Problem to solve >> Go through the listing and set it down exactly, leaving out its pictures.

Data rows >>

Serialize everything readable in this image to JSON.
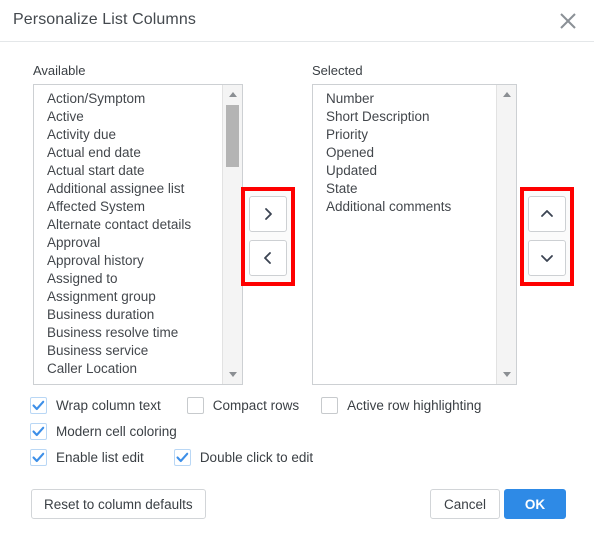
{
  "dialog": {
    "title": "Personalize List Columns",
    "close_icon": "close-icon"
  },
  "available": {
    "label": "Available",
    "items": [
      "Action/Symptom",
      "Active",
      "Activity due",
      "Actual end date",
      "Actual start date",
      "Additional assignee list",
      "Affected System",
      "Alternate contact details",
      "Approval",
      "Approval history",
      "Assigned to",
      "Assignment group",
      "Business duration",
      "Business resolve time",
      "Business service",
      "Caller Location"
    ],
    "scroll_up_icon": "triangle-up-icon",
    "scroll_down_icon": "triangle-down-icon"
  },
  "selected": {
    "label": "Selected",
    "items": [
      "Number",
      "Short Description",
      "Priority",
      "Opened",
      "Updated",
      "State",
      "Additional comments"
    ],
    "scroll_up_icon": "triangle-up-icon",
    "scroll_down_icon": "triangle-down-icon"
  },
  "move_buttons": {
    "add_icon": "chevron-right-icon",
    "remove_icon": "chevron-left-icon",
    "highlight_color": "#fe0000"
  },
  "order_buttons": {
    "move_up_icon": "chevron-up-icon",
    "move_down_icon": "chevron-down-icon",
    "highlight_color": "#fe0000"
  },
  "options": [
    {
      "label": "Wrap column text",
      "checked": true
    },
    {
      "label": "Compact rows",
      "checked": false
    },
    {
      "label": "Active row highlighting",
      "checked": false
    },
    {
      "label": "Modern cell coloring",
      "checked": true
    },
    {
      "label": "Enable list edit",
      "checked": true
    },
    {
      "label": "Double click to edit",
      "checked": true
    }
  ],
  "footer": {
    "reset_label": "Reset to column defaults",
    "cancel_label": "Cancel",
    "ok_label": "OK",
    "ok_color": "#2e8ae6"
  }
}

Response >>
Serialize everything readable in this image to JSON.
{
  "dialog": {
    "title": "Personalize List Columns",
    "close_icon": "close-icon"
  },
  "available": {
    "label": "Available",
    "items": [
      "Action/Symptom",
      "Active",
      "Activity due",
      "Actual end date",
      "Actual start date",
      "Additional assignee list",
      "Affected System",
      "Alternate contact details",
      "Approval",
      "Approval history",
      "Assigned to",
      "Assignment group",
      "Business duration",
      "Business resolve time",
      "Business service",
      "Caller Location"
    ],
    "scroll_up_icon": "triangle-up-icon",
    "scroll_down_icon": "triangle-down-icon"
  },
  "selected": {
    "label": "Selected",
    "items": [
      "Number",
      "Short Description",
      "Priority",
      "Opened",
      "Updated",
      "State",
      "Additional comments"
    ],
    "scroll_up_icon": "triangle-up-icon",
    "scroll_down_icon": "triangle-down-icon"
  },
  "move_buttons": {
    "add_icon": "chevron-right-icon",
    "remove_icon": "chevron-left-icon",
    "highlight_color": "#fe0000"
  },
  "order_buttons": {
    "move_up_icon": "chevron-up-icon",
    "move_down_icon": "chevron-down-icon",
    "highlight_color": "#fe0000"
  },
  "options": [
    {
      "label": "Wrap column text",
      "checked": true
    },
    {
      "label": "Compact rows",
      "checked": false
    },
    {
      "label": "Active row highlighting",
      "checked": false
    },
    {
      "label": "Modern cell coloring",
      "checked": true
    },
    {
      "label": "Enable list edit",
      "checked": true
    },
    {
      "label": "Double click to edit",
      "checked": true
    }
  ],
  "footer": {
    "reset_label": "Reset to column defaults",
    "cancel_label": "Cancel",
    "ok_label": "OK",
    "ok_color": "#2e8ae6"
  }
}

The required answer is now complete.